◆ What the exercise asks:
Without the pictures, write out all the lines below exactly as they appear.

◆ Exercise data:
.....
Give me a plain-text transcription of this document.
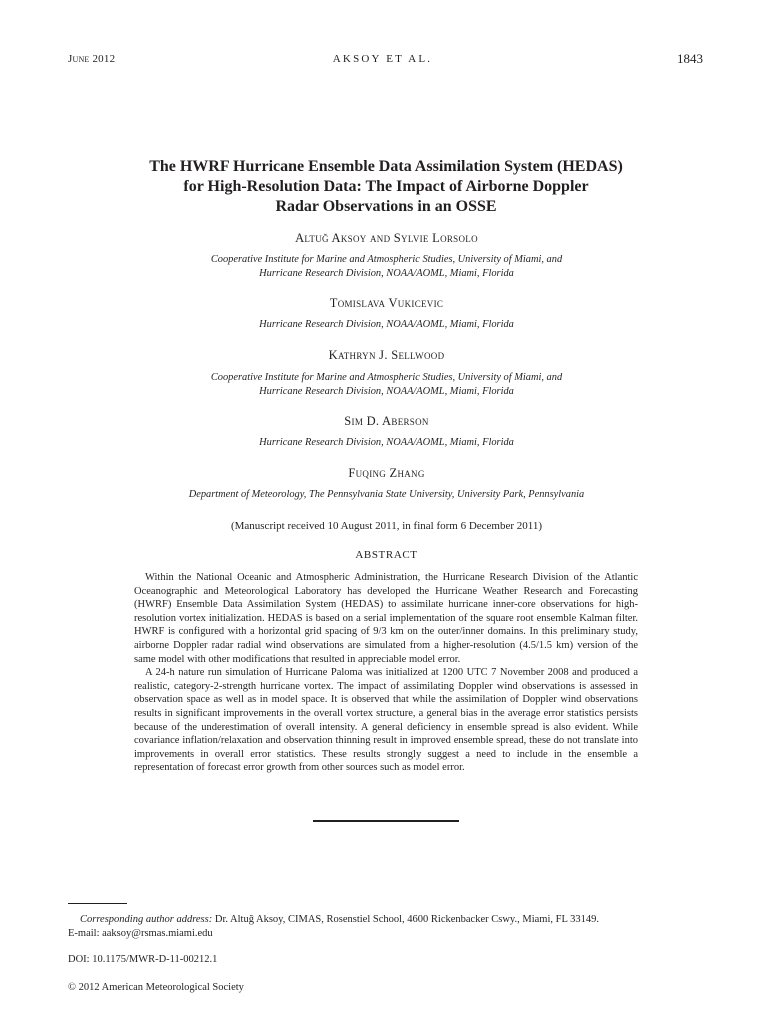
June 2012	AKSOY ET AL.	1843
The HWRF Hurricane Ensemble Data Assimilation System (HEDAS)
for High-Resolution Data: The Impact of Airborne Doppler
Radar Observations in an OSSE
Altuğ Aksoy and Sylvie Lorsolo
Cooperative Institute for Marine and Atmospheric Studies, University of Miami, and
Hurricane Research Division, NOAA/AOML, Miami, Florida
Tomislava Vukicevic
Hurricane Research Division, NOAA/AOML, Miami, Florida
Kathryn J. Sellwood
Cooperative Institute for Marine and Atmospheric Studies, University of Miami, and
Hurricane Research Division, NOAA/AOML, Miami, Florida
Sim D. Aberson
Hurricane Research Division, NOAA/AOML, Miami, Florida
Fuqing Zhang
Department of Meteorology, The Pennsylvania State University, University Park, Pennsylvania
(Manuscript received 10 August 2011, in final form 6 December 2011)
ABSTRACT

Within the National Oceanic and Atmospheric Administration, the Hurricane Research Division of the Atlantic Oceanographic and Meteorological Laboratory has developed the Hurricane Weather Research and Forecasting (HWRF) Ensemble Data Assimilation System (HEDAS) to assimilate hurricane inner-core observations for high-resolution vortex initialization. HEDAS is based on a serial implementation of the square root ensemble Kalman filter. HWRF is configured with a horizontal grid spacing of 9/3 km on the outer/inner domains. In this preliminary study, airborne Doppler radar radial wind observations are simulated from a higher-resolution (4.5/1.5 km) version of the same model with other modifications that resulted in appreciable model error.

A 24-h nature run simulation of Hurricane Paloma was initialized at 1200 UTC 7 November 2008 and produced a realistic, category-2-strength hurricane vortex. The impact of assimilating Doppler wind observations is assessed in observation space as well as in model space. It is observed that while the assimilation of Doppler wind observations results in significant improvements in the overall vortex structure, a general bias in the average error statistics persists because of the underestimation of overall intensity. A general deficiency in ensemble spread is also evident. While covariance inflation/relaxation and observation thinning result in improved ensemble spread, these do not translate into improvements in overall error statistics. These results strongly suggest a need to include in the ensemble a representation of forecast error growth from other sources such as model error.

Corresponding author address: Dr. Altuğ Aksoy, CIMAS, Rosenstiel School, 4600 Rickenbacker Cswy., Miami, FL 33149.
E-mail: aaksoy@rsmas.miami.edu
DOI: 10.1175/MWR-D-11-00212.1
© 2012 American Meteorological Society
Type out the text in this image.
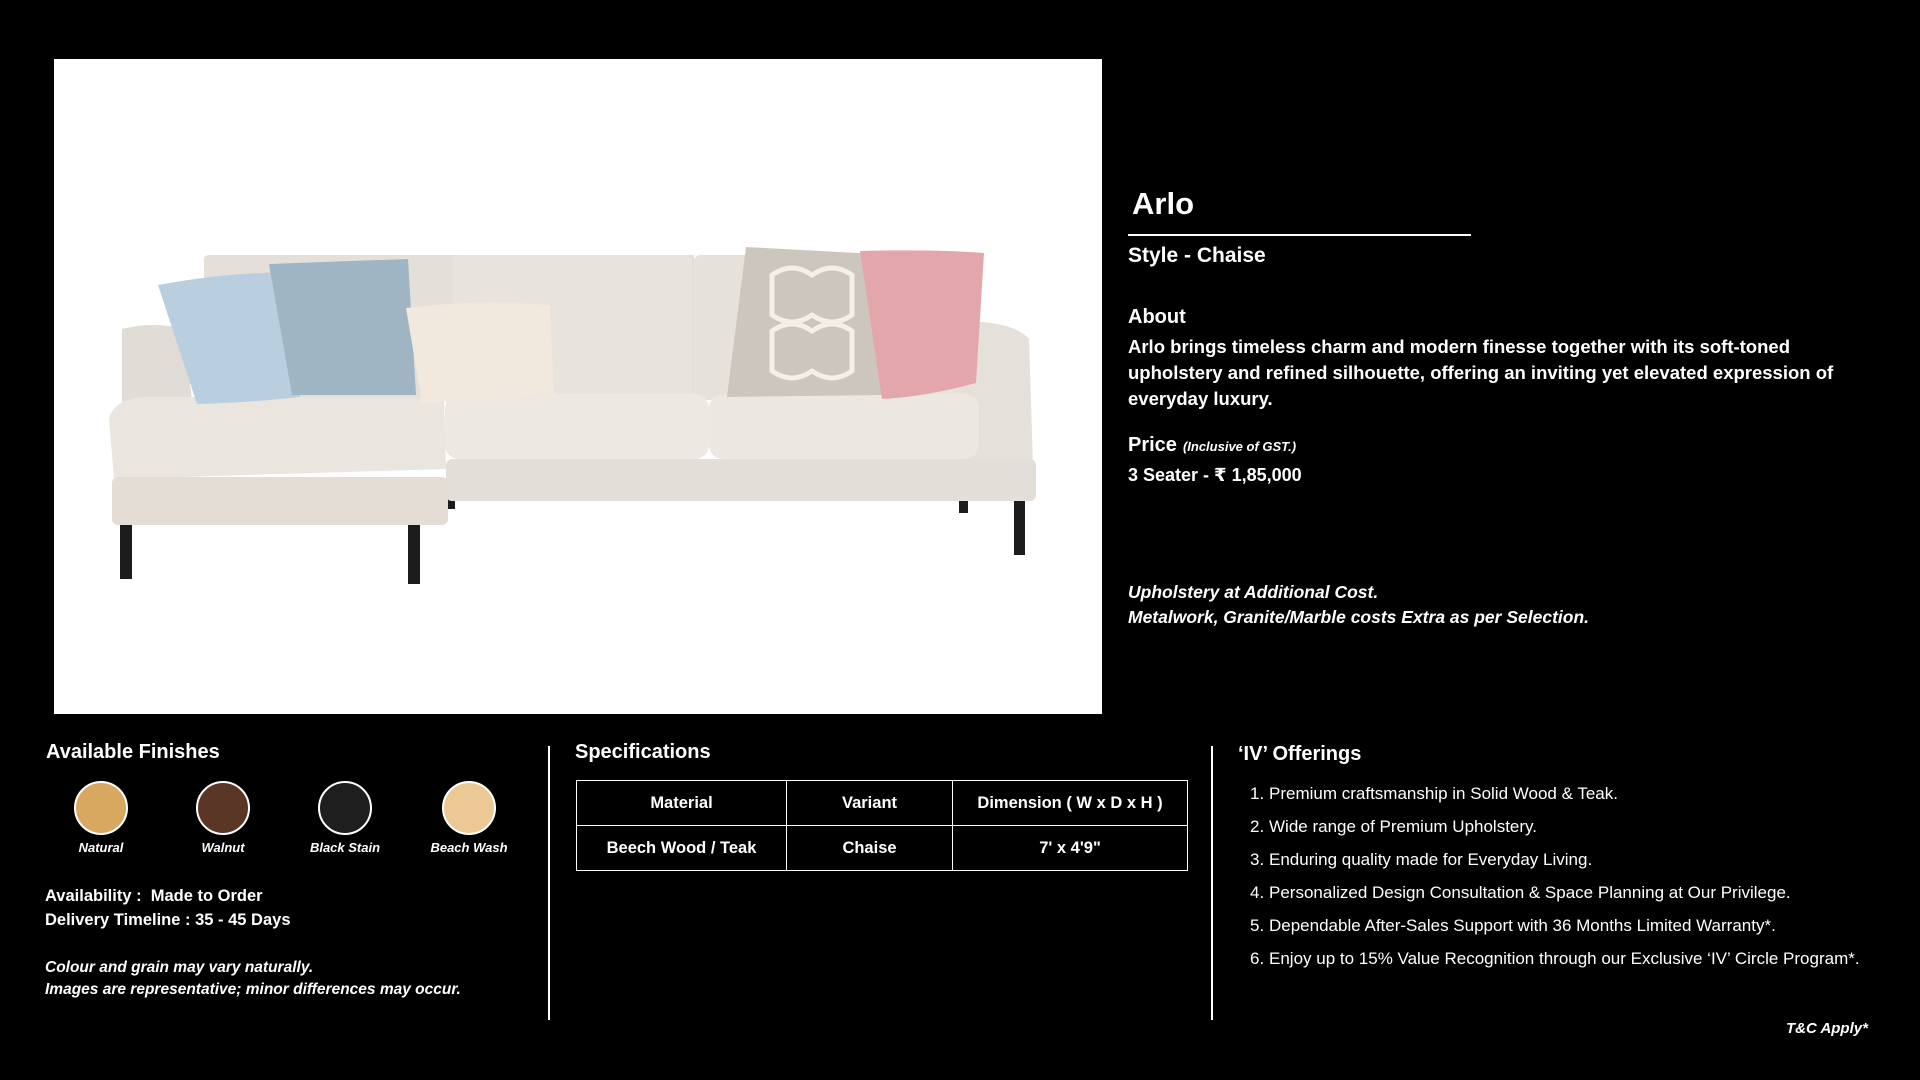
Arlo
Style - Chaise
About
Arlo brings timeless charm and modern finesse together with its soft-toned upholstery and refined silhouette, offering an inviting yet elevated expression of everyday luxury.
Price (Inclusive of GST.)
3 Seater - ₹ 1,85,000
Upholstery at Additional Cost.
Metalwork, Granite/Marble costs Extra as per Selection.
Available Finishes
Natural	Walnut	Black Stain	Beach Wash
Availability :  Made to Order
Delivery Timeline : 35 - 45 Days
Colour and grain may vary naturally.
Images are representative; minor differences may occur.
Specifications
Material	Variant	Dimension ( W x D x H )
Beech Wood / Teak	Chaise	7' x 4'9"
‘IV’ Offerings
1. Premium craftsmanship in Solid Wood & Teak.
2. Wide range of Premium Upholstery.
3. Enduring quality made for Everyday Living.
4. Personalized Design Consultation & Space Planning at Our Privilege.
5. Dependable After-Sales Support with 36 Months Limited Warranty*.
6. Enjoy up to 15% Value Recognition through our Exclusive ‘IV’ Circle Program*.
T&C Apply*
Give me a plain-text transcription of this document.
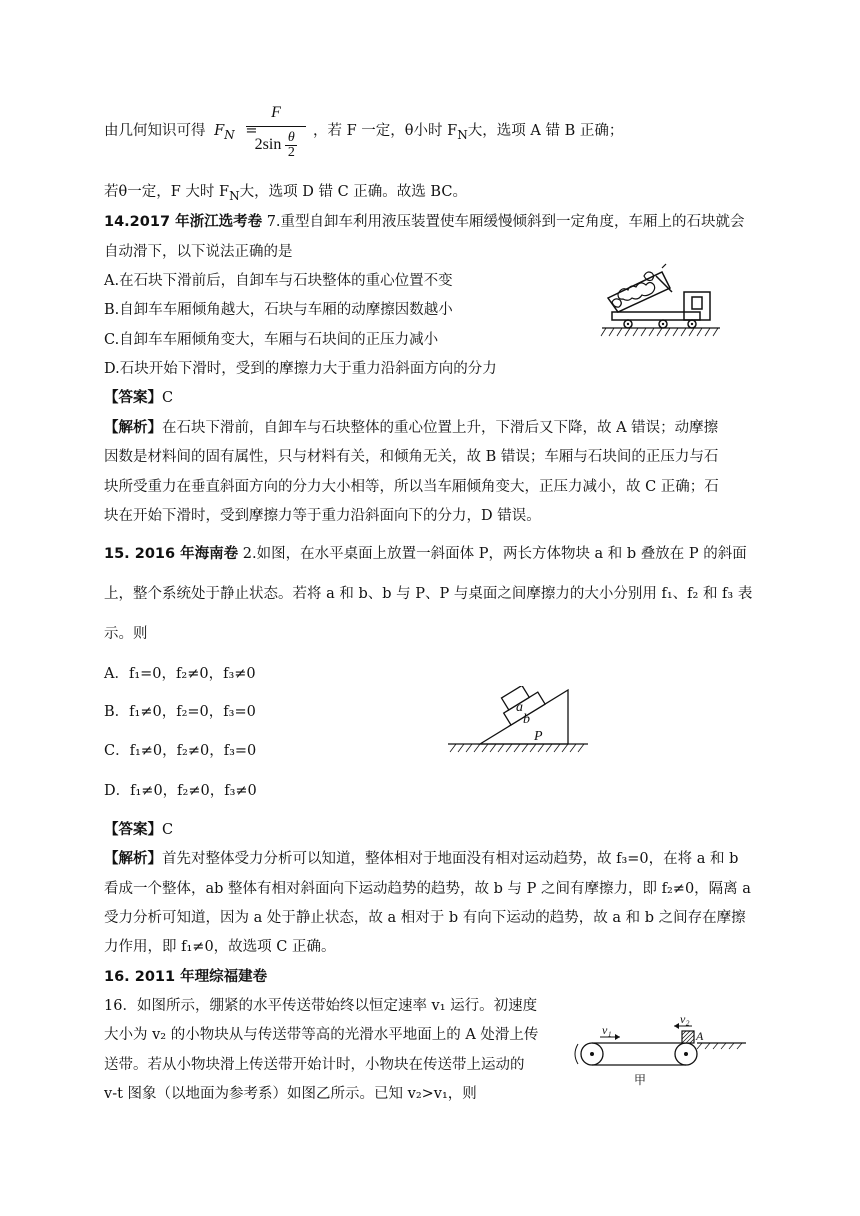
由几何知识可得 $F_N$ =
F
$2\sin \frac{\theta}{2}$	，若 F 一定，θ小时 $F_N$大，选项 A 错 B 正确；
若θ一定，F 大时 $F_N$大，选项 D 错 C 正确。故选 BC。
14.2017 年浙江选考卷 7.重型自卸车利用液压装置使车厢缓慢倾斜到一定角度，车厢上的石块就会
自动滑下，以下说法正确的是
A.在石块下滑前后，自卸车与石块整体的重心位置不变
B.自卸车车厢倾角越大，石块与车厢的动摩擦因数越小
C.自卸车车厢倾角变大，车厢与石块间的正压力减小
D.石块开始下滑时，受到的摩擦力大于重力沿斜面方向的分力
【答案】C
【解析】在石块下滑前，自卸车与石块整体的重心位置上升，下滑后又下降，故 A 错误；动摩擦
因数是材料间的固有属性，只与材料有关，和倾角无关，故 B 错误；车厢与石块间的正压力与石
块所受重力在垂直斜面方向的分力大小相等，所以当车厢倾角变大，正压力减小，故 C 正确；石
块在开始下滑时，受到摩擦力等于重力沿斜面向下的分力，D 错误。
15. 2016 年海南卷 2.如图，在水平桌面上放置一斜面体 P，两长方体物块 a 和 b 叠放在 P 的斜面
上，整个系统处于静止状态。若将 a 和 b、b 与 P、P 与桌面之间摩擦力的大小分别用 f₁、f₂ 和 f₃ 表
示。则
A．f₁=0，f₂≠0，f₃≠0
B．f₁≠0，f₂=0，f₃=0
C．f₁≠0，f₂≠0，f₃=0
D．f₁≠0，f₂≠0，f₃≠0
a
b
P
【答案】C
【解析】首先对整体受力分析可以知道，整体相对于地面没有相对运动趋势，故 f₃=0，在将 a 和 b
看成一个整体，ab 整体有相对斜面向下运动趋势的趋势，故 b 与 P 之间有摩擦力，即 f₂≠0，隔离 a
受力分析可知道，因为 a 处于静止状态，故 a 相对于 b 有向下运动的趋势，故 a 和 b 之间存在摩擦
力作用，即 f₁≠0，故选项 C 正确。
16. 2011 年理综福建卷
16．如图所示，绷紧的水平传送带始终以恒定速率 v₁ 运行。初速度
大小为 v₂ 的小物块从与传送带等高的光滑水平地面上的 A 处滑上传
送带。若从小物块滑上传送带开始计时，小物块在传送带上运动的
v-t 图象（以地面为参考系）如图乙所示。已知 v₂>v₁，则
v₁
v₂
A
甲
.....
◆ The result:
Give me a plain-text transcription of this document.
June 2012	AKSOY ET AL.	1843
The HWRF Hurricane Ensemble Data Assimilation System (HEDAS)
for High-Resolution Data: The Impact of Airborne Doppler
Radar Observations in an OSSE
Altuğ Aksoy and Sylvie Lorsolo
Cooperative Institute for Marine and Atmospheric Studies, University of Miami, and
Hurricane Research Division, NOAA/AOML, Miami, Florida
Tomislava Vukicevic
Hurricane Research Division, NOAA/AOML, Miami, Florida
Kathryn J. Sellwood
Cooperative Institute for Marine and Atmospheric Studies, University of Miami, and
Hurricane Research Division, NOAA/AOML, Miami, Florida
Sim D. Aberson
Hurricane Research Division, NOAA/AOML, Miami, Florida
Fuqing Zhang
Department of Meteorology, The Pennsylvania State University, University Park, Pennsylvania
(Manuscript received 10 August 2011, in final form 6 December 2011)
ABSTRACT

Within the National Oceanic and Atmospheric Administration, the Hurricane Research Division of the Atlantic Oceanographic and Meteorological Laboratory has developed the Hurricane Weather Research and Forecasting (HWRF) Ensemble Data Assimilation System (HEDAS) to assimilate hurricane inner-core observations for high-resolution vortex initialization. HEDAS is based on a serial implementation of the square root ensemble Kalman filter. HWRF is configured with a horizontal grid spacing of 9/3 km on the outer/inner domains. In this preliminary study, airborne Doppler radar radial wind observations are simulated from a higher-resolution (4.5/1.5 km) version of the same model with other modifications that resulted in appreciable model error.

A 24-h nature run simulation of Hurricane Paloma was initialized at 1200 UTC 7 November 2008 and produced a realistic, category-2-strength hurricane vortex. The impact of assimilating Doppler wind observations is assessed in observation space as well as in model space. It is observed that while the assimilation of Doppler wind observations results in significant improvements in the overall vortex structure, a general bias in the average error statistics persists because of the underestimation of overall intensity. A general deficiency in ensemble spread is also evident. While covariance inflation/relaxation and observation thinning result in improved ensemble spread, these do not translate into improvements in overall error statistics. These results strongly suggest a need to include in the ensemble a representation of forecast error growth from other sources such as model error.

Corresponding author address: Dr. Altuğ Aksoy, CIMAS, Rosenstiel School, 4600 Rickenbacker Cswy., Miami, FL 33149.
E-mail: aaksoy@rsmas.miami.edu
DOI: 10.1175/MWR-D-11-00212.1
© 2012 American Meteorological Society
Type out the text in this image.
Arlo
Style - Chaise
About
Arlo brings timeless charm and modern finesse together with its soft-toned upholstery and refined silhouette, offering an inviting yet elevated expression of everyday luxury.
Price (Inclusive of GST.)
3 Seater - ₹ 1,85,000
Upholstery at Additional Cost.
Metalwork, Granite/Marble costs Extra as per Selection.
Available Finishes
Natural	Walnut	Black Stain	Beach Wash
Availability :  Made to Order
Delivery Timeline : 35 - 45 Days
Colour and grain may vary naturally.
Images are representative; minor differences may occur.
Specifications
Material	Variant	Dimension ( W x D x H )
Beech Wood / Teak	Chaise	7' x 4'9"
‘IV’ Offerings
1. Premium craftsmanship in Solid Wood & Teak.
2. Wide range of Premium Upholstery.
3. Enduring quality made for Everyday Living.
4. Personalized Design Consultation & Space Planning at Our Privilege.
5. Dependable After-Sales Support with 36 Months Limited Warranty*.
6. Enjoy up to 15% Value Recognition through our Exclusive ‘IV’ Circle Program*.
T&C Apply*
Give me a plain-text transcription of this document.
由几何知识可得 $F_N$ =
F
$2\sin \frac{\theta}{2}$	，若 F 一定，θ小时 $F_N$大，选项 A 错 B 正确；
若θ一定，F 大时 $F_N$大，选项 D 错 C 正确。故选 BC。
14.2017 年浙江选考卷 7.重型自卸车利用液压装置使车厢缓慢倾斜到一定角度，车厢上的石块就会
自动滑下，以下说法正确的是
A.在石块下滑前后，自卸车与石块整体的重心位置不变
B.自卸车车厢倾角越大，石块与车厢的动摩擦因数越小
C.自卸车车厢倾角变大，车厢与石块间的正压力减小
D.石块开始下滑时，受到的摩擦力大于重力沿斜面方向的分力
【答案】C
【解析】在石块下滑前，自卸车与石块整体的重心位置上升，下滑后又下降，故 A 错误；动摩擦
因数是材料间的固有属性，只与材料有关，和倾角无关，故 B 错误；车厢与石块间的正压力与石
块所受重力在垂直斜面方向的分力大小相等，所以当车厢倾角变大，正压力减小，故 C 正确；石
块在开始下滑时，受到摩擦力等于重力沿斜面向下的分力，D 错误。
15. 2016 年海南卷 2.如图，在水平桌面上放置一斜面体 P，两长方体物块 a 和 b 叠放在 P 的斜面
上，整个系统处于静止状态。若将 a 和 b、b 与 P、P 与桌面之间摩擦力的大小分别用 f₁、f₂ 和 f₃ 表
示。则
A．f₁=0，f₂≠0，f₃≠0
B．f₁≠0，f₂=0，f₃=0
C．f₁≠0，f₂≠0，f₃=0
D．f₁≠0，f₂≠0，f₃≠0
a
b
P
【答案】C
【解析】首先对整体受力分析可以知道，整体相对于地面没有相对运动趋势，故 f₃=0，在将 a 和 b
看成一个整体，ab 整体有相对斜面向下运动趋势的趋势，故 b 与 P 之间有摩擦力，即 f₂≠0，隔离 a
受力分析可知道，因为 a 处于静止状态，故 a 相对于 b 有向下运动的趋势，故 a 和 b 之间存在摩擦
力作用，即 f₁≠0，故选项 C 正确。
16. 2011 年理综福建卷
16．如图所示，绷紧的水平传送带始终以恒定速率 v₁ 运行。初速度
大小为 v₂ 的小物块从与传送带等高的光滑水平地面上的 A 处滑上传
送带。若从小物块滑上传送带开始计时，小物块在传送带上运动的
v-t 图象（以地面为参考系）如图乙所示。已知 v₂>v₁，则
v₁
v₂
A
甲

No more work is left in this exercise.